Exercise task -
Pick out all lines in the listing holding the string "плеча" and copy them.

Input -
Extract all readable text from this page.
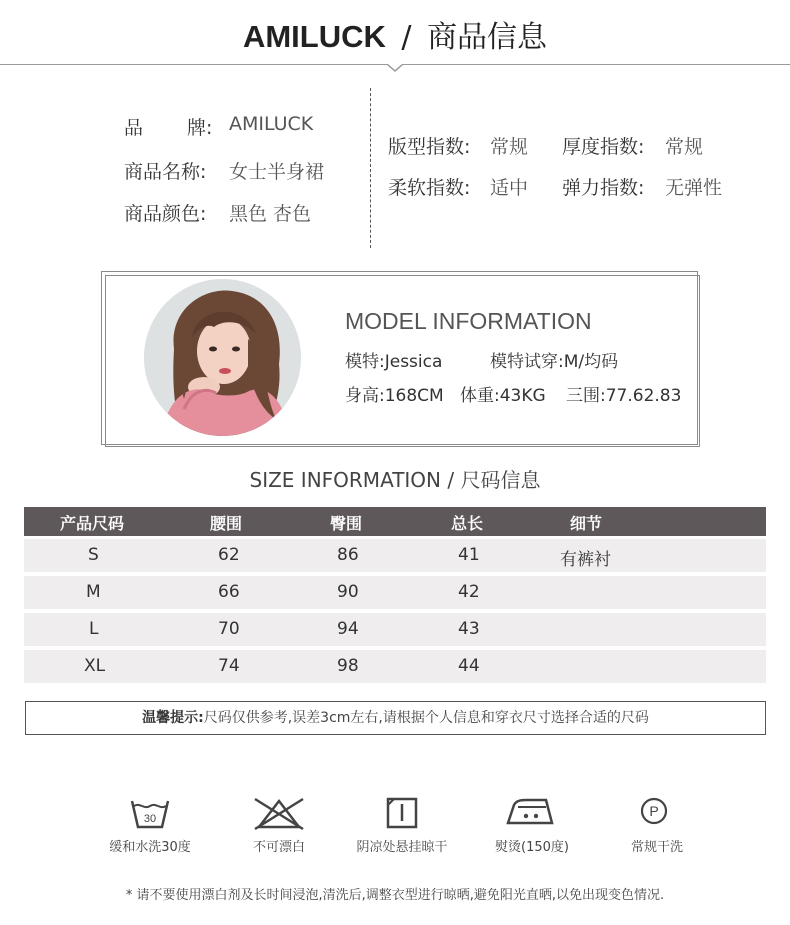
AMILUCK / 商品信息
品 牌: AMILUCK
商品名称: 女士半身裙
商品颜色: 黑色 杏色
版型指数: 常规 厚度指数: 常规
柔软指数: 适中 弹力指数: 无弹性
MODEL INFORMATION
模特:Jessica	模特试穿:M/均码
身高:168CM 体重:43KG 三围:77.62.83
SIZE INFORMATION / 尺码信息
产品尺码	腰围	臀围	总长	细节
S	62	86	41	有裤衬
M	66	90	42
L	70	94	43
XL	74	98	44
温馨提示:尺码仅供参考,误差3cm左右,请根据个人信息和穿衣尺寸选择合适的尺码
30	P
缓和水洗30度	不可漂白	阴凉处悬挂晾干	熨烫(150度)	常规干洗
* 请不要使用漂白剂及长时间浸泡,清洗后,调整衣型进行晾晒,避免阳光直晒,以免出现变色情况.
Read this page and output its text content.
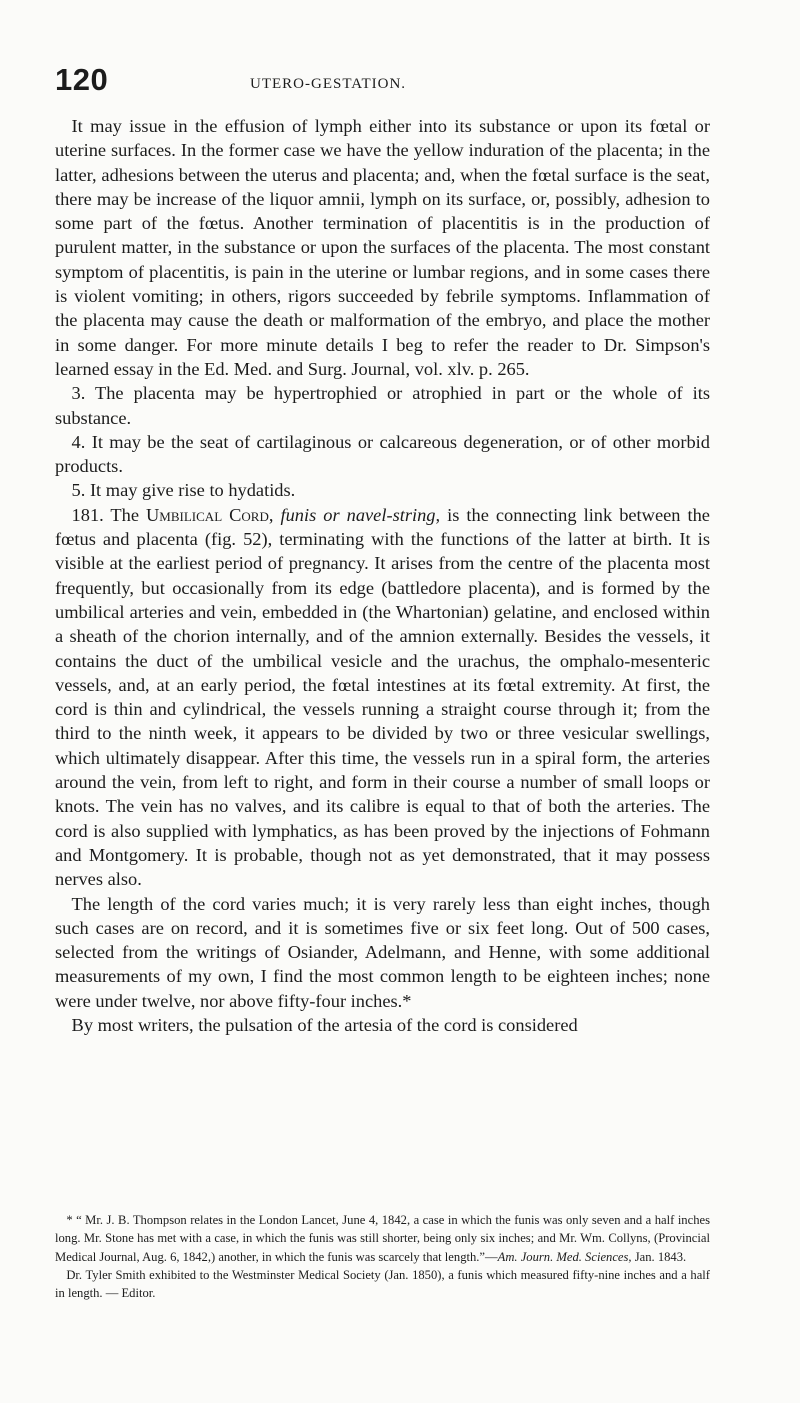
120	UTERO-GESTATION.

It may issue in the effusion of lymph either into its substance or upon its fœtal or uterine surfaces. In the former case we have the yellow induration of the placenta; in the latter, adhesions between the uterus and placenta; and, when the fœtal surface is the seat, there may be increase of the liquor amnii, lymph on its surface, or, possibly, adhesion to some part of the fœtus. Another termination of placentitis is in the production of purulent matter, in the substance or upon the surfaces of the placenta. The most constant symptom of placentitis, is pain in the uterine or lumbar regions, and in some cases there is violent vomiting; in others, rigors succeeded by febrile symptoms. Inflammation of the placenta may cause the death or malformation of the embryo, and place the mother in some danger. For more minute details I beg to refer the reader to Dr. Simpson's learned essay in the Ed. Med. and Surg. Journal, vol. xlv. p. 265.

3. The placenta may be hypertrophied or atrophied in part or the whole of its substance.

4. It may be the seat of cartilaginous or calcareous degeneration, or of other morbid products.

5. It may give rise to hydatids.

181. The Umbilical Cord, funis or navel-string, is the connecting link between the fœtus and placenta (fig. 52), terminating with the functions of the latter at birth. It is visible at the earliest period of pregnancy. It arises from the centre of the placenta most frequently, but occasionally from its edge (battledore placenta), and is formed by the umbilical arteries and vein, embedded in (the Whartonian) gelatine, and enclosed within a sheath of the chorion internally, and of the amnion externally. Besides the vessels, it contains the duct of the umbilical vesicle and the urachus, the omphalo-mesenteric vessels, and, at an early period, the fœtal intestines at its fœtal extremity. At first, the cord is thin and cylindrical, the vessels running a straight course through it; from the third to the ninth week, it appears to be divided by two or three vesicular swellings, which ultimately disappear. After this time, the vessels run in a spiral form, the arteries around the vein, from left to right, and form in their course a number of small loops or knots. The vein has no valves, and its calibre is equal to that of both the arteries. The cord is also supplied with lymphatics, as has been proved by the injections of Fohmann and Montgomery. It is probable, though not as yet demonstrated, that it may possess nerves also.

The length of the cord varies much; it is very rarely less than eight inches, though such cases are on record, and it is sometimes five or six feet long. Out of 500 cases, selected from the writings of Osiander, Adelmann, and Henne, with some additional measurements of my own, I find the most common length to be eighteen inches; none were under twelve, nor above fifty-four inches.*

By most writers, the pulsation of the artesia of the cord is considered

* “ Mr. J. B. Thompson relates in the London Lancet, June 4, 1842, a case in which the funis was only seven and a half inches long. Mr. Stone has met with a case, in which the funis was still shorter, being only six inches; and Mr. Wm. Collyns, (Provincial Medical Journal, Aug. 6, 1842,) another, in which the funis was scarcely that length.”—Am. Journ. Med. Sciences, Jan. 1843.

Dr. Tyler Smith exhibited to the Westminster Medical Society (Jan. 1850), a funis which measured fifty-nine inches and a half in length. — Editor.
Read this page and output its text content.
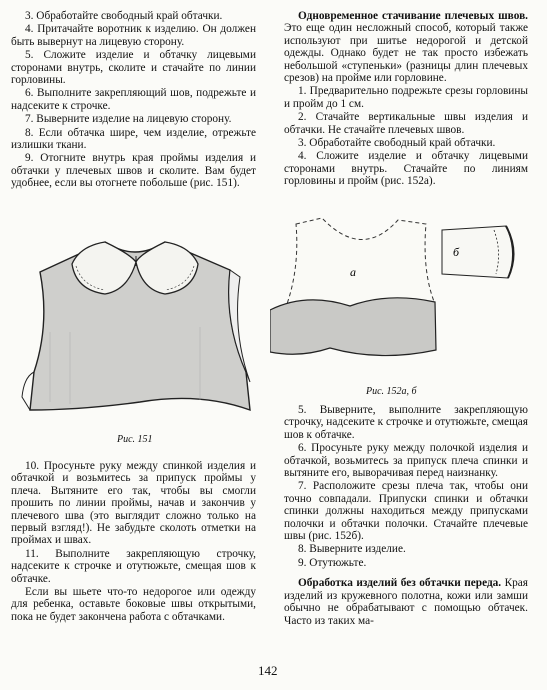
3. Обработайте свободный край обтачки.

4. Притачайте воротник к изделию. Он должен быть вывернут на лицевую сторону.

5. Сложите изделие и обтачку лицевыми сторонами внутрь, сколите и стачайте по линии горловины.

6. Выполните закрепляющий шов, подрежьте и надсеките к строчке.

7. Выверните изделие на лицевую сторону.

8. Если обтачка шире, чем изделие, отрежьте излишки ткани.

9. Отогните внутрь края проймы изделия и обтачки у плечевых швов и сколите. Вам будет удобнее, если вы отогнете побольше (рис. 151).

Рис. 151

10. Просуньте руку между спинкой изделия и обтачкой и возьмитесь за припуск проймы у плеча. Вытяните его так, чтобы вы смогли прошить по линии проймы, начав и закончив у плечевого шва (это выглядит сложно только на первый взгляд!). Не забудьте сколоть отметки на проймах и швах.

11. Выполните закрепляющую строчку, надсеките к строчке и отутюжьте, смещая шов к обтачке.

Если вы шьете что-то недорогое или одежду для ребенка, оставьте боковые швы открытыми, пока не будет закончена работа с обтачками.

Одновременное стачивание плечевых швов. Это еще один несложный способ, который также используют при шитье недорогой и детской одежды. Однако будет не так просто избежать небольшой «ступеньки» (разницы длин плечевых срезов) на пройме или горловине.

1. Предварительно подрежьте срезы горловины и пройм до 1 см.

2. Стачайте вертикальные швы изделия и обтачки. Не стачайте плечевых швов.

3. Обработайте свободный край обтачки.

4. Сложите изделие и обтачку лицевыми сторонами внутрь. Стачайте по линиям горловины и пройм (рис. 152а).

а
б
Рис. 152а, б

5. Выверните, выполните закрепляющую строчку, надсеките к строчке и отутюжьте, смещая шов к обтачке.

6. Просуньте руку между полочкой изделия и обтачкой, возьмитесь за припуск плеча спинки и вытяните его, выворачивая перед наизнанку.

7. Расположите срезы плеча так, чтобы они точно совпадали. Припуски спинки и обтачки спинки должны находиться между припусками полочки и обтачки полочки. Стачайте плечевые швы (рис. 152б).

8. Выверните изделие.

9. Отутюжьте.

Обработка изделий без обтачки переда. Края изделий из кружевного полотна, кожи или замши обычно не обрабатывают с помощью обтачек. Часто из таких ма-

142
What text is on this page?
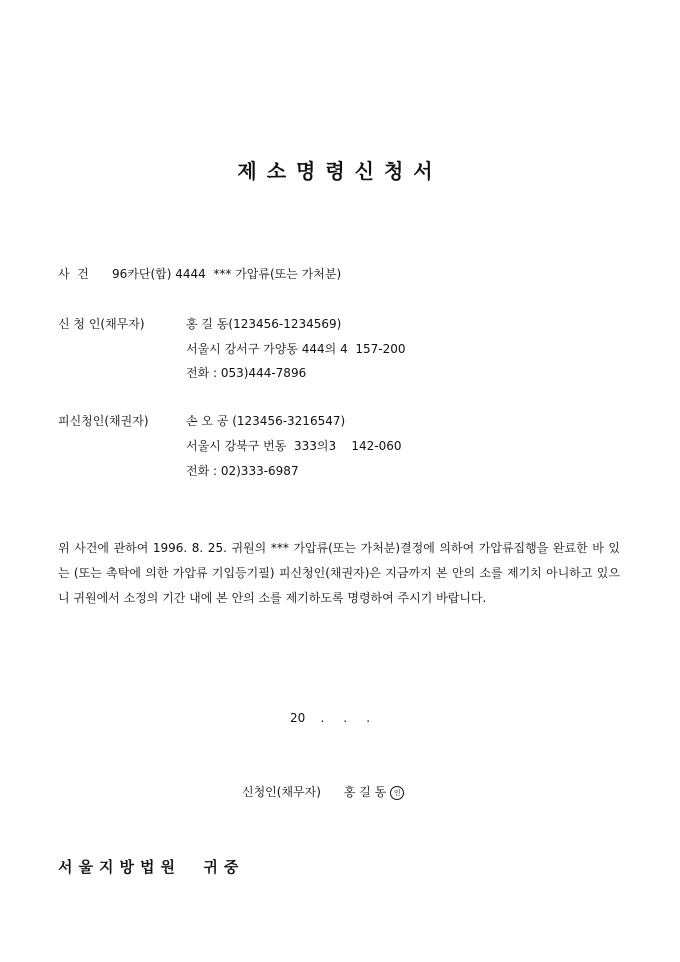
제소명령신청서
사  건 96카단(합) 4444  *** 가압류(또는 가처분)
신 청 인(채무자)	홍 길 동(123456-1234569)
서울시 강서구 가양동 444의 4  157-200
전화 : 053)444-7896
피신청인(채권자)	손 오 공 (123456-3216547)
서울시 강북구 번동  333의3    142-060
전화 : 02)333-6987
위 사건에 관하여 1996. 8. 25. 귀원의 *** 가압류(또는 가처분)결정에 의하여 가압류집행을 완료한 바 있는 (또는 촉탁에 의한 가압류 기입등기필) 피신청인(채권자)은 지금까지 본 안의 소를 제기치 아니하고 있으니 귀원에서 소정의 기간 내에 본 안의 소를 제기하도록 명령하여 주시기 바랍니다.
20    .     .     .
신청인(채무자) 홍 길 동 인
서울지방법원  귀중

Finished exercise -
10. Просуньте руку между спинкой изделия и обтачкой и возьмитесь за припуск проймы у плеча. Вытяните его так, чтобы вы смогли прошить по линии проймы, начав и закончив у плечевого шва (это выглядит сложно только на первый взгляд!). Не забудьте сколоть отметки на проймах и швах.
6. Просуньте руку между полочкой изделия и обтачкой, возьмитесь за припуск плеча спинки и вытяните его, выворачивая перед наизнанку.
7. Расположите срезы плеча так, чтобы они точно совпадали. Припуски спинки и обтачки спинки должны находиться между припусками полочки и обтачки полочки. Стачайте плечевые швы (рис. 152б).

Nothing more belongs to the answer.